(Stated task)
Write out the material exactly, with the pictures left out.

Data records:
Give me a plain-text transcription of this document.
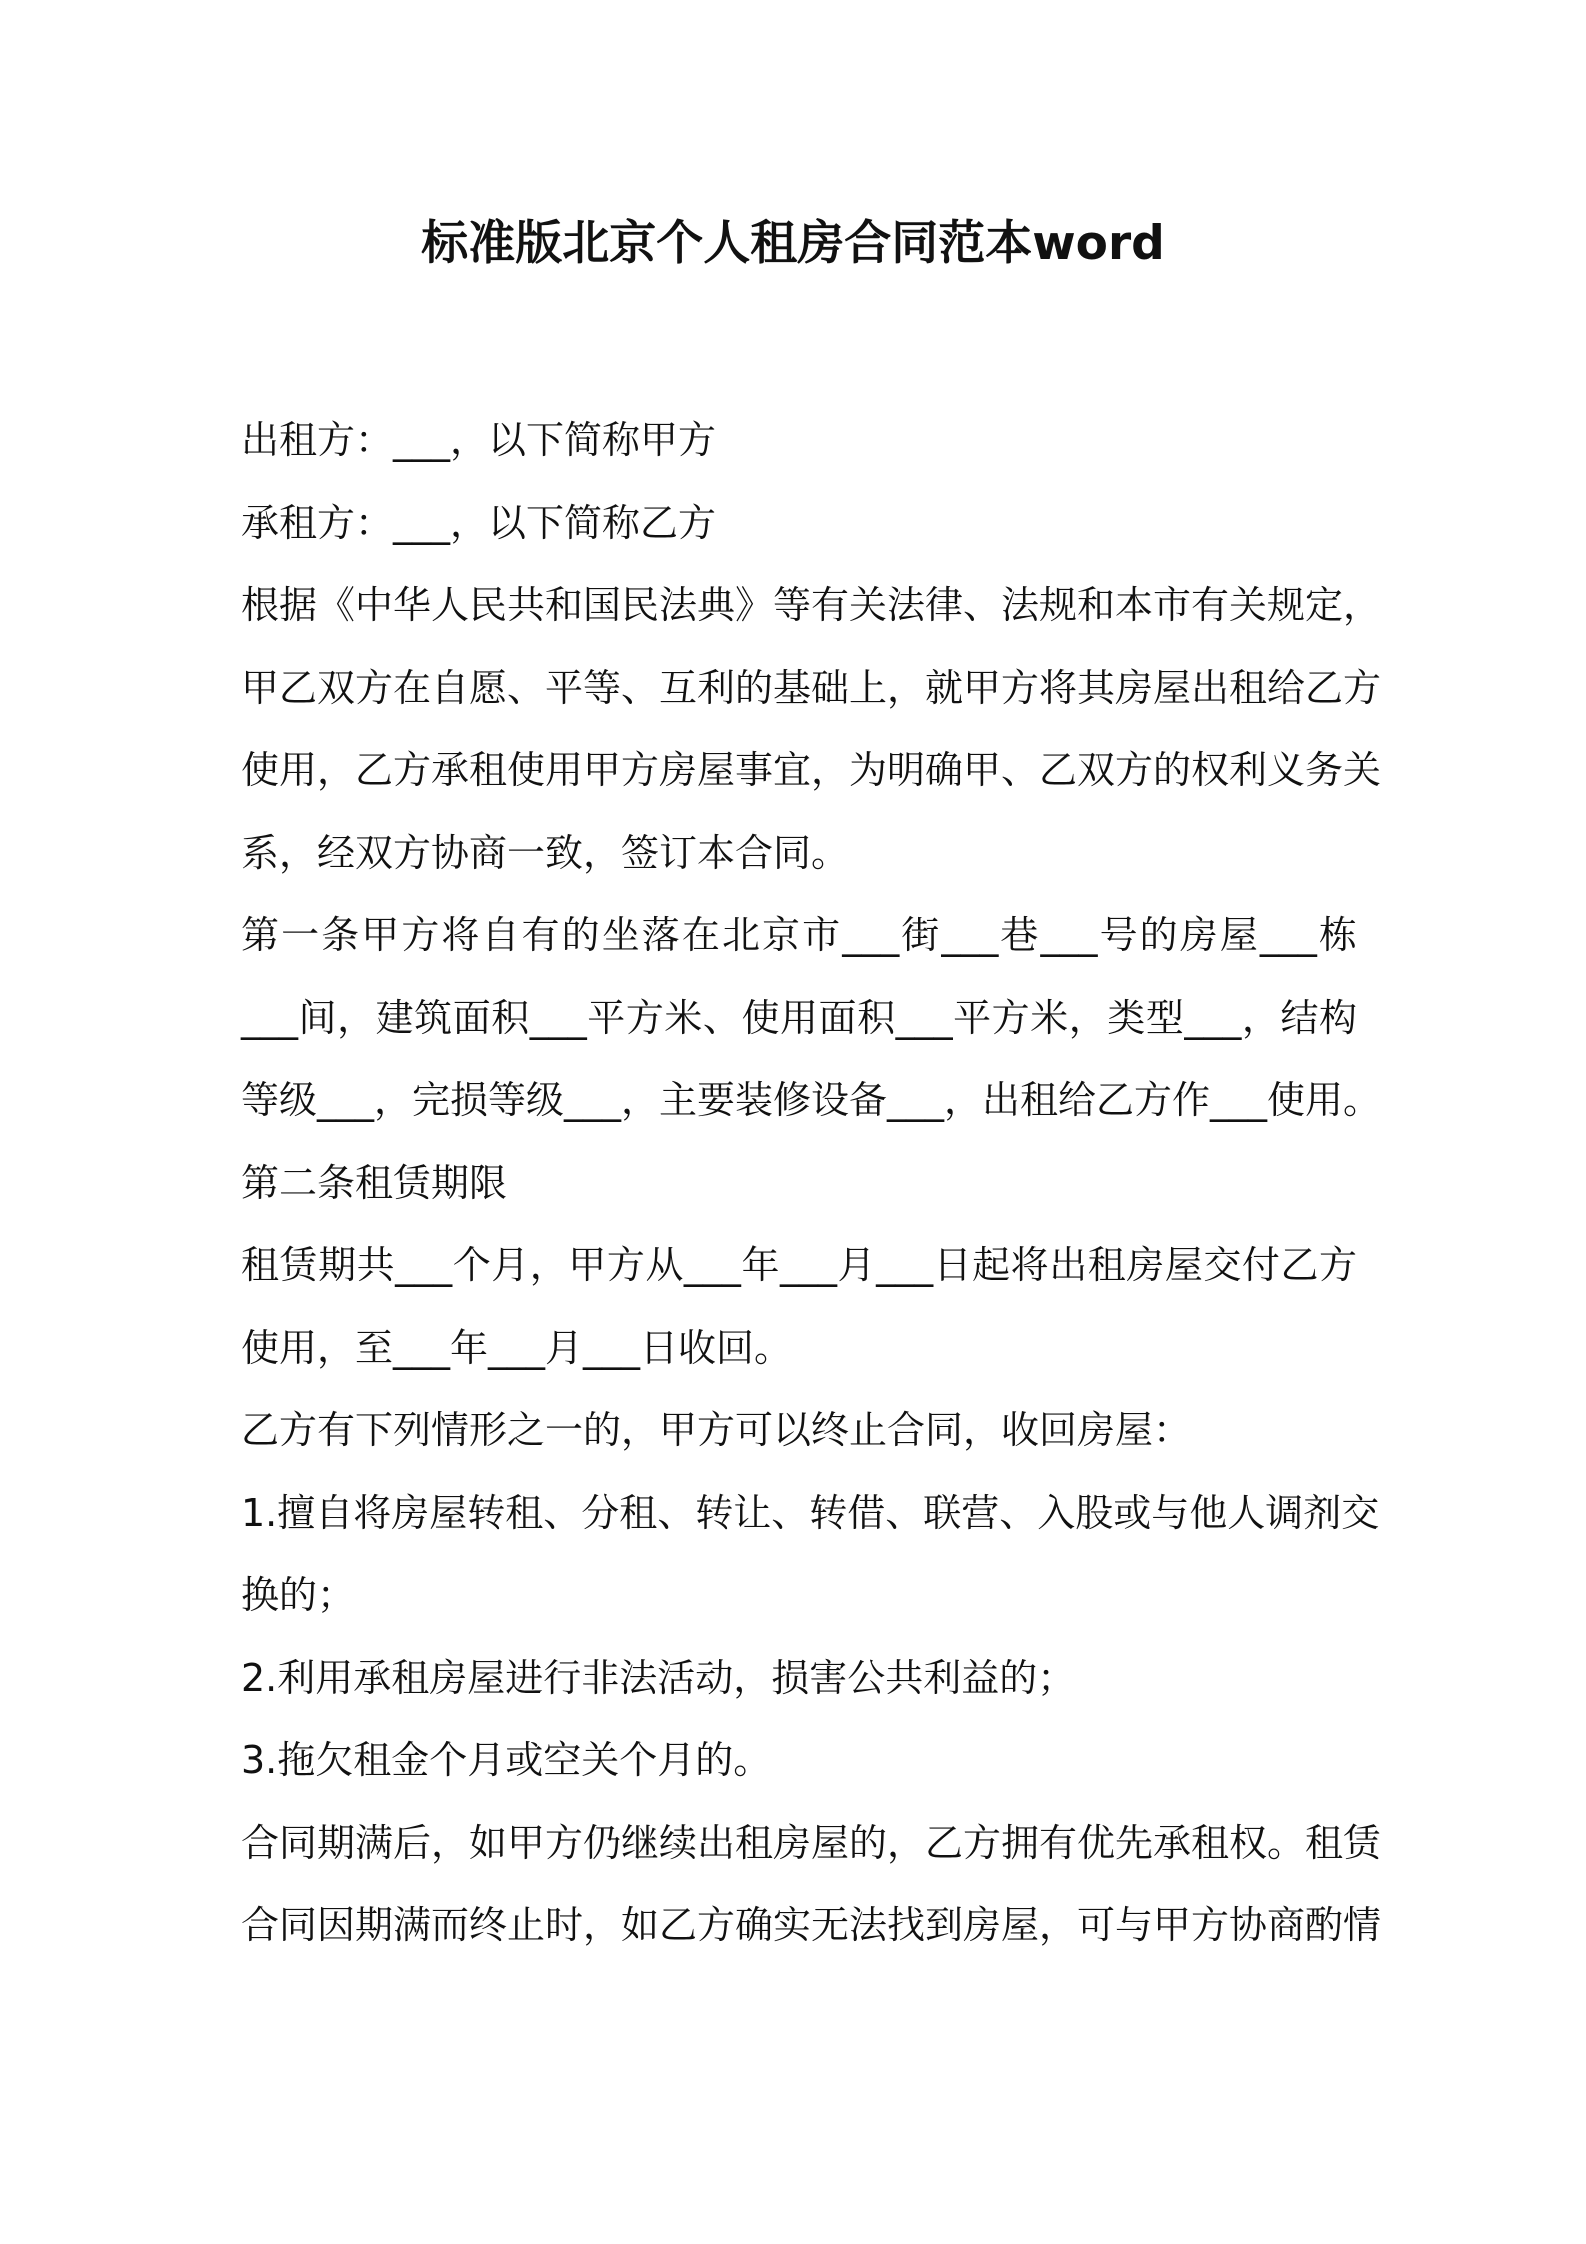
标准版北京个人租房合同范本word
出租方：___，以下简称甲方
承租方：___，以下简称乙方
根据《中华人民共和国民法典》等有关法律、法规和本市有关规定，
甲乙双方在自愿、平等、互利的基础上，就甲方将其房屋出租给乙方
使用，乙方承租使用甲方房屋事宜，为明确甲、乙双方的权利义务关
系，经双方协商一致，签订本合同。
第一条甲方将自有的坐落在北京市___街___巷___号的房屋___栋
___间，建筑面积___平方米、使用面积___平方米，类型___，结构
等级___，完损等级___，主要装修设备___，出租给乙方作___使用。
第二条租赁期限
租赁期共___个月，甲方从___年___月___日起将出租房屋交付乙方
使用，至___年___月___日收回。
乙方有下列情形之一的，甲方可以终止合同，收回房屋：
1.擅自将房屋转租、分租、转让、转借、联营、入股或与他人调剂交
换的；
2.利用承租房屋进行非法活动，损害公共利益的；
3.拖欠租金个月或空关个月的。
合同期满后，如甲方仍继续出租房屋的，乙方拥有优先承租权。租赁
合同因期满而终止时，如乙方确实无法找到房屋，可与甲方协商酌情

(Task result)
Give me a plain-text transcription of this document.
标准版北京个人租房合同范本word
出租方：___，以下简称甲方
承租方：___，以下简称乙方
根据《中华人民共和国民法典》等有关法律、法规和本市有关规定，
甲乙双方在自愿、平等、互利的基础上，就甲方将其房屋出租给乙方
使用，乙方承租使用甲方房屋事宜，为明确甲、乙双方的权利义务关
系，经双方协商一致，签订本合同。
第一条甲方将自有的坐落在北京市___街___巷___号的房屋___栋
___间，建筑面积___平方米、使用面积___平方米，类型___，结构
等级___，完损等级___，主要装修设备___，出租给乙方作___使用。
第二条租赁期限
租赁期共___个月，甲方从___年___月___日起将出租房屋交付乙方
使用，至___年___月___日收回。
乙方有下列情形之一的，甲方可以终止合同，收回房屋：
1.擅自将房屋转租、分租、转让、转借、联营、入股或与他人调剂交
换的；
2.利用承租房屋进行非法活动，损害公共利益的；
3.拖欠租金个月或空关个月的。
合同期满后，如甲方仍继续出租房屋的，乙方拥有优先承租权。租赁
合同因期满而终止时，如乙方确实无法找到房屋，可与甲方协商酌情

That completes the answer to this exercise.